§ **Short task**
Return the lines where the word "boshlarida" occurs.

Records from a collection
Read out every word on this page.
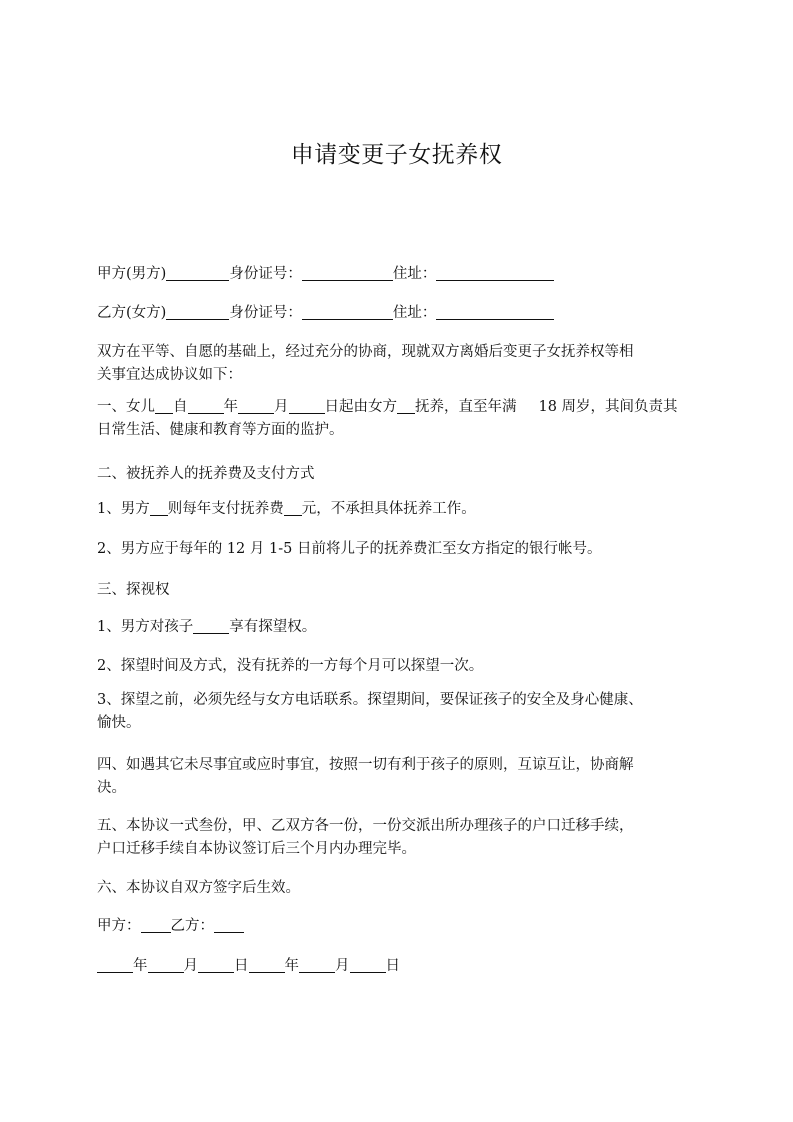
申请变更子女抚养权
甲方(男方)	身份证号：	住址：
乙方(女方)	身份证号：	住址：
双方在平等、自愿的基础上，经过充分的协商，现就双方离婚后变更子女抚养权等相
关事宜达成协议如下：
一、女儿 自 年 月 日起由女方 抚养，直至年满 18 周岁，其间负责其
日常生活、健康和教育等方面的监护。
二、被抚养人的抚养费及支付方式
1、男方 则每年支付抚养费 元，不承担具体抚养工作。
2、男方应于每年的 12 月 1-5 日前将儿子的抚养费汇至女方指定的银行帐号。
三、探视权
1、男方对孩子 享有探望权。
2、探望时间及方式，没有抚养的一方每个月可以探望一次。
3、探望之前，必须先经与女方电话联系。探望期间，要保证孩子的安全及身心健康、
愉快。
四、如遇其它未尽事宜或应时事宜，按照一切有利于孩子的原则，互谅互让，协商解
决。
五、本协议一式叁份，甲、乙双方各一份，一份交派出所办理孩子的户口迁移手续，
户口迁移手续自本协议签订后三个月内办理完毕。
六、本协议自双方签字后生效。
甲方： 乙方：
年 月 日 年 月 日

...

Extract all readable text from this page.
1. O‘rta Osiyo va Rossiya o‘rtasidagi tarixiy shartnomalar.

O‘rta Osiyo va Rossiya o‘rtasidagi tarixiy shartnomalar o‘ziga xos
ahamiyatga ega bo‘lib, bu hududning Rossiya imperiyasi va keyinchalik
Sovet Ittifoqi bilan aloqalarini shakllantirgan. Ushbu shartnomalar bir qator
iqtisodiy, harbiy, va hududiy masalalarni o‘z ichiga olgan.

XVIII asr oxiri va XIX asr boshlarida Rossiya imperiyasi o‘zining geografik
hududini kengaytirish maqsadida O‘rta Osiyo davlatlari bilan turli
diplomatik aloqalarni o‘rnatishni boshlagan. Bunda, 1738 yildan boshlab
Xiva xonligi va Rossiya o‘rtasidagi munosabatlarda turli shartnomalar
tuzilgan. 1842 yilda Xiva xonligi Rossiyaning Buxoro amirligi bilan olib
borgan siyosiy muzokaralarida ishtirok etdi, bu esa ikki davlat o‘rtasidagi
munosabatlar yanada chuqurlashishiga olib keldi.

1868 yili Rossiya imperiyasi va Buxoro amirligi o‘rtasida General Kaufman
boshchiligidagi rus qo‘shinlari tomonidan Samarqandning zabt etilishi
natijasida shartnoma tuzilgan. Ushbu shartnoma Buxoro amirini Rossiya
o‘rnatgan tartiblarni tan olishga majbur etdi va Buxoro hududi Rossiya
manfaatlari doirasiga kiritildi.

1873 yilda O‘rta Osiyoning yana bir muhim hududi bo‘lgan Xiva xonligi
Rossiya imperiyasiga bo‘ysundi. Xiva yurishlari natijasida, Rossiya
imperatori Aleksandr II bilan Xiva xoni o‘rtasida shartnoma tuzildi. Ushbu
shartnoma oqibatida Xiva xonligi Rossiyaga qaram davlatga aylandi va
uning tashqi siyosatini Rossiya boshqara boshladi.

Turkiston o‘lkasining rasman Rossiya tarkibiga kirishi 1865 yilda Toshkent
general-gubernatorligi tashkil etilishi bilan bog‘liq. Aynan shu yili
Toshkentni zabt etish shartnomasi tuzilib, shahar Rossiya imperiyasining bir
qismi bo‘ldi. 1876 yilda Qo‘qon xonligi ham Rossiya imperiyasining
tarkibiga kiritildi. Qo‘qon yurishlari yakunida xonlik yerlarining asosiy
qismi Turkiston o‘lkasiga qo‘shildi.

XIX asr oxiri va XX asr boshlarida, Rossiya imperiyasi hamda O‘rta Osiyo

§ **Answer below**
XVIII asr oxiri va XIX asr boshlarida Rossiya imperiyasi o‘zining geografik
XIX asr oxiri va XX asr boshlarida, Rossiya imperiyasi hamda O‘rta Osiyo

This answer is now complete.